◆ **Challenge**: Wherever the word "Block" appears in the entries, copy the whole line.
+---+
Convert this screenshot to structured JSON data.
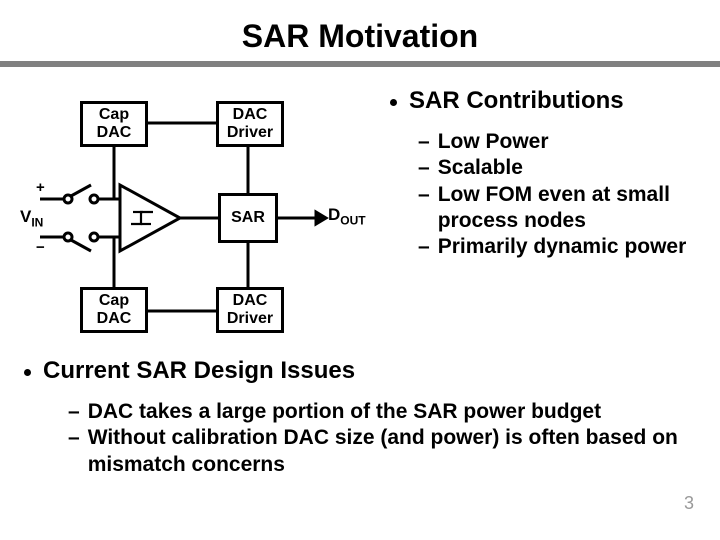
{
  "title": "SAR Motivation",
  "page_number": "3",
  "colors": {
    "rule": "#808080",
    "text": "#000000",
    "page_num": "#999999",
    "box_border": "#000000"
  },
  "contributions": {
    "heading": "SAR Contributions",
    "items": [
      "Low Power",
      "Scalable",
      "Low FOM even at small process nodes",
      "Primarily dynamic power"
    ]
  },
  "issues": {
    "heading": "Current SAR Design Issues",
    "items": [
      "DAC takes a large portion of the SAR power budget",
      "Without calibration DAC size (and power) is often based on mismatch concerns"
    ]
  },
  "diagram": {
    "labels": {
      "vin": "V",
      "vin_sub": "IN",
      "dout": "D",
      "dout_sub": "OUT",
      "plus": "+",
      "minus": "−"
    },
    "boxes": {
      "cap_dac_top": "Cap\nDAC",
      "cap_dac_bot": "Cap\nDAC",
      "dac_driver_top": "DAC\nDriver",
      "dac_driver_bot": "DAC\nDriver",
      "sar": "SAR"
    }
  }
}
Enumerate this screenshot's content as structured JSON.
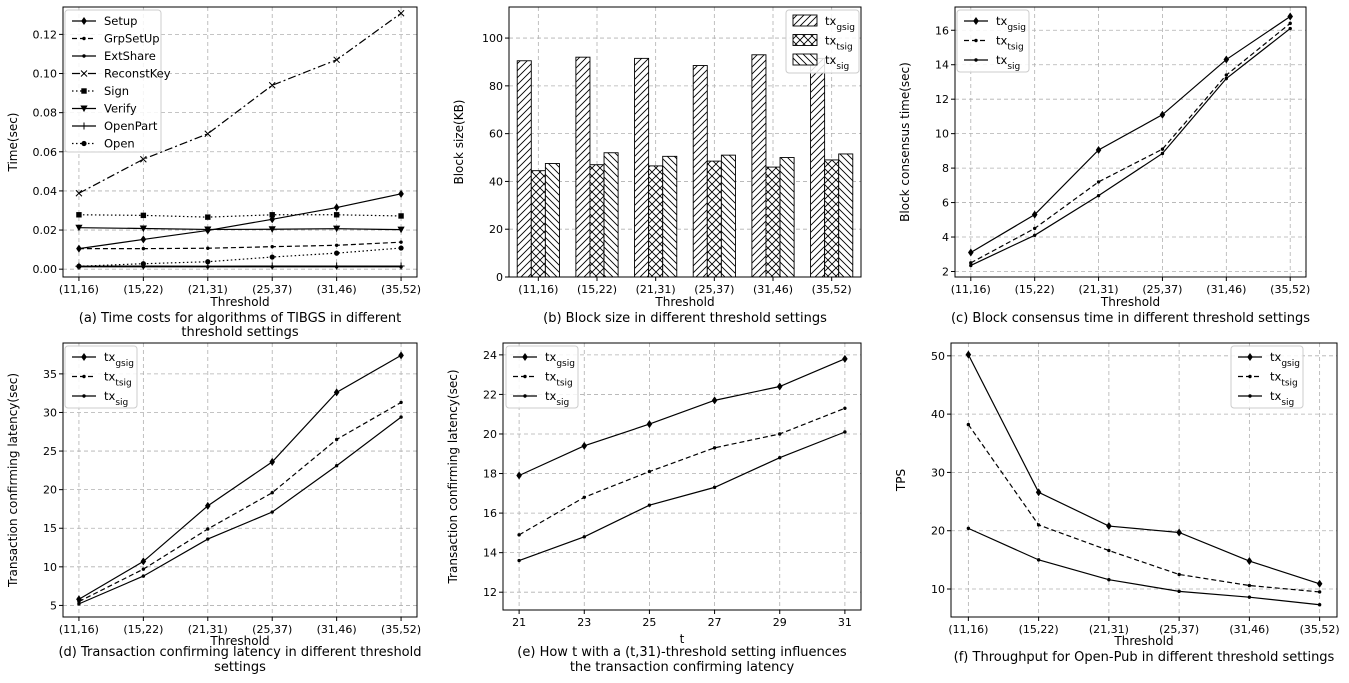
{
  "chart_data": [
    {
      "type": "line",
      "caption": [
        "(a) Time costs for algorithms of TIBGS in different",
        "threshold settings"
      ],
      "xlabel": "Threshold",
      "ylabel": "Time(sec)",
      "categories": [
        "(11,16)",
        "(15,22)",
        "(21,31)",
        "(25,37)",
        "(31,46)",
        "(35,52)"
      ],
      "ylim": [
        -0.004,
        0.134
      ],
      "yticks": [
        0.0,
        0.02,
        0.04,
        0.06,
        0.08,
        0.1,
        0.12
      ],
      "yticklabels": [
        "0.00",
        "0.02",
        "0.04",
        "0.06",
        "0.08",
        "0.10",
        "0.12"
      ],
      "grid": true,
      "legend": "top-left",
      "series": [
        {
          "name": "Setup",
          "dash": "",
          "marker": "diamond",
          "values": [
            0.0105,
            0.0152,
            0.0198,
            0.0255,
            0.0315,
            0.0385
          ]
        },
        {
          "name": "GrpSetUp",
          "dash": "5,3",
          "marker": "dot",
          "values": [
            0.0105,
            0.0105,
            0.0107,
            0.0115,
            0.0122,
            0.0138
          ]
        },
        {
          "name": "ExtShare",
          "dash": "",
          "marker": "dot",
          "values": [
            0.0012,
            0.0012,
            0.0012,
            0.0012,
            0.0012,
            0.0012
          ]
        },
        {
          "name": "ReconstKey",
          "dash": "8,3,2,3",
          "marker": "x",
          "values": [
            0.0388,
            0.0562,
            0.0692,
            0.094,
            0.107,
            0.1308
          ]
        },
        {
          "name": "Sign",
          "dash": "1.5,2.5",
          "marker": "square",
          "values": [
            0.0278,
            0.0275,
            0.0266,
            0.0278,
            0.0278,
            0.0272
          ]
        },
        {
          "name": "Verify",
          "dash": "",
          "marker": "triangle",
          "values": [
            0.0212,
            0.0208,
            0.0203,
            0.0204,
            0.0207,
            0.0202
          ]
        },
        {
          "name": "OpenPart",
          "dash": "",
          "marker": "plus",
          "values": [
            0.0015,
            0.0016,
            0.0015,
            0.0016,
            0.0016,
            0.0016
          ]
        },
        {
          "name": "Open",
          "dash": "1.5,2.5",
          "marker": "circle",
          "values": [
            0.0015,
            0.0028,
            0.0038,
            0.0062,
            0.0082,
            0.0108
          ]
        }
      ]
    },
    {
      "type": "bar",
      "caption": [
        "(b) Block size in different threshold settings"
      ],
      "xlabel": "Threshold",
      "ylabel": "Block size(KB)",
      "categories": [
        "(11,16)",
        "(15,22)",
        "(21,31)",
        "(25,37)",
        "(31,46)",
        "(35,52)"
      ],
      "ylim": [
        0,
        113
      ],
      "yticks": [
        0,
        20,
        40,
        60,
        80,
        100
      ],
      "yticklabels": [
        "0",
        "20",
        "40",
        "60",
        "80",
        "100"
      ],
      "grid": true,
      "legend": "top-right",
      "series": [
        {
          "name": "tx",
          "sub": "gsig",
          "pattern": "hatch-fwd",
          "values": [
            90.5,
            92.0,
            91.5,
            88.5,
            93.0,
            91.5
          ]
        },
        {
          "name": "tx",
          "sub": "tsig",
          "pattern": "hatch-cross",
          "values": [
            44.5,
            47.0,
            46.5,
            48.5,
            46.0,
            49.0
          ]
        },
        {
          "name": "tx",
          "sub": "sig",
          "pattern": "hatch-back",
          "values": [
            47.5,
            52.0,
            50.5,
            51.0,
            50.0,
            51.5
          ]
        }
      ]
    },
    {
      "type": "line",
      "caption": [
        "(c) Block consensus time in different threshold settings"
      ],
      "xlabel": "Threshold",
      "ylabel": "Block consensus time(sec)",
      "categories": [
        "(11,16)",
        "(15,22)",
        "(21,31)",
        "(25,37)",
        "(31,46)",
        "(35,52)"
      ],
      "ylim": [
        1.68,
        17.35
      ],
      "yticks": [
        2,
        4,
        6,
        8,
        10,
        12,
        14,
        16
      ],
      "yticklabels": [
        "2",
        "4",
        "6",
        "8",
        "10",
        "12",
        "14",
        "16"
      ],
      "grid": true,
      "legend": "top-left",
      "series": [
        {
          "name": "tx",
          "sub": "gsig",
          "dash": "",
          "marker": "diamond",
          "values": [
            3.1,
            5.3,
            9.05,
            11.1,
            14.3,
            16.8
          ]
        },
        {
          "name": "tx",
          "sub": "tsig",
          "dash": "5,3",
          "marker": "dot",
          "values": [
            2.5,
            4.5,
            7.2,
            9.1,
            13.4,
            16.4
          ]
        },
        {
          "name": "tx",
          "sub": "sig",
          "dash": "",
          "marker": "dot",
          "values": [
            2.35,
            4.1,
            6.4,
            8.85,
            13.2,
            16.1
          ]
        }
      ]
    },
    {
      "type": "line",
      "caption": [
        "(d) Transaction confirming latency in different threshold",
        "settings"
      ],
      "xlabel": "Threshold",
      "ylabel": "Transaction confirming latency(sec)",
      "categories": [
        "(11,16)",
        "(15,22)",
        "(21,31)",
        "(25,37)",
        "(31,46)",
        "(35,52)"
      ],
      "ylim": [
        3.5,
        39.0
      ],
      "yticks": [
        5,
        10,
        15,
        20,
        25,
        30,
        35
      ],
      "yticklabels": [
        "5",
        "10",
        "15",
        "20",
        "25",
        "30",
        "35"
      ],
      "grid": true,
      "legend": "top-left",
      "series": [
        {
          "name": "tx",
          "sub": "gsig",
          "dash": "",
          "marker": "diamond",
          "values": [
            5.8,
            10.7,
            17.9,
            23.6,
            32.6,
            37.4
          ]
        },
        {
          "name": "tx",
          "sub": "tsig",
          "dash": "5,3",
          "marker": "dot",
          "values": [
            5.5,
            9.7,
            14.9,
            19.6,
            26.5,
            31.3
          ]
        },
        {
          "name": "tx",
          "sub": "sig",
          "dash": "",
          "marker": "dot",
          "values": [
            5.2,
            8.8,
            13.6,
            17.1,
            23.1,
            29.4
          ]
        }
      ]
    },
    {
      "type": "line",
      "caption": [
        "(e) How t with a (t,31)-threshold setting influences",
        "the transaction confirming latency"
      ],
      "xlabel": "t",
      "ylabel": "Transaction confirming latency(sec)",
      "categories": [
        "21",
        "23",
        "25",
        "27",
        "29",
        "31"
      ],
      "ylim": [
        11.1,
        24.6
      ],
      "yticks": [
        12,
        14,
        16,
        18,
        20,
        22,
        24
      ],
      "yticklabels": [
        "12",
        "14",
        "16",
        "18",
        "20",
        "22",
        "24"
      ],
      "grid": true,
      "legend": "top-left",
      "series": [
        {
          "name": "tx",
          "sub": "gsig",
          "dash": "",
          "marker": "diamond",
          "values": [
            17.9,
            19.4,
            20.5,
            21.7,
            22.4,
            23.8
          ]
        },
        {
          "name": "tx",
          "sub": "tsig",
          "dash": "5,3",
          "marker": "dot",
          "values": [
            14.9,
            16.8,
            18.1,
            19.3,
            20.0,
            21.3
          ]
        },
        {
          "name": "tx",
          "sub": "sig",
          "dash": "",
          "marker": "dot",
          "values": [
            13.6,
            14.8,
            16.4,
            17.3,
            18.8,
            20.1
          ]
        }
      ]
    },
    {
      "type": "line",
      "caption": [
        "(f) Throughput for Open-Pub in different threshold settings"
      ],
      "xlabel": "Threshold",
      "ylabel": "TPS",
      "categories": [
        "(11,16)",
        "(15,22)",
        "(21,31)",
        "(25,37)",
        "(31,46)",
        "(35,52)"
      ],
      "ylim": [
        5.2,
        52.2
      ],
      "yticks": [
        10,
        20,
        30,
        40,
        50
      ],
      "yticklabels": [
        "10",
        "20",
        "30",
        "40",
        "50"
      ],
      "grid": true,
      "legend": "top-right",
      "series": [
        {
          "name": "tx",
          "sub": "gsig",
          "dash": "",
          "marker": "diamond",
          "values": [
            50.2,
            26.6,
            20.8,
            19.7,
            14.8,
            10.9
          ]
        },
        {
          "name": "tx",
          "sub": "tsig",
          "dash": "5,3",
          "marker": "dot",
          "values": [
            38.2,
            21.0,
            16.6,
            12.5,
            10.6,
            9.5
          ]
        },
        {
          "name": "tx",
          "sub": "sig",
          "dash": "",
          "marker": "dot",
          "values": [
            20.4,
            15.0,
            11.6,
            9.6,
            8.6,
            7.3
          ]
        }
      ]
    }
  ]
}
+---+
◆ **In response**:
        "(b) Block size in different threshold settings"
      "ylabel": "Block size(KB)",
        "(c) Block consensus time in different threshold settings"
      "ylabel": "Block consensus time(sec)",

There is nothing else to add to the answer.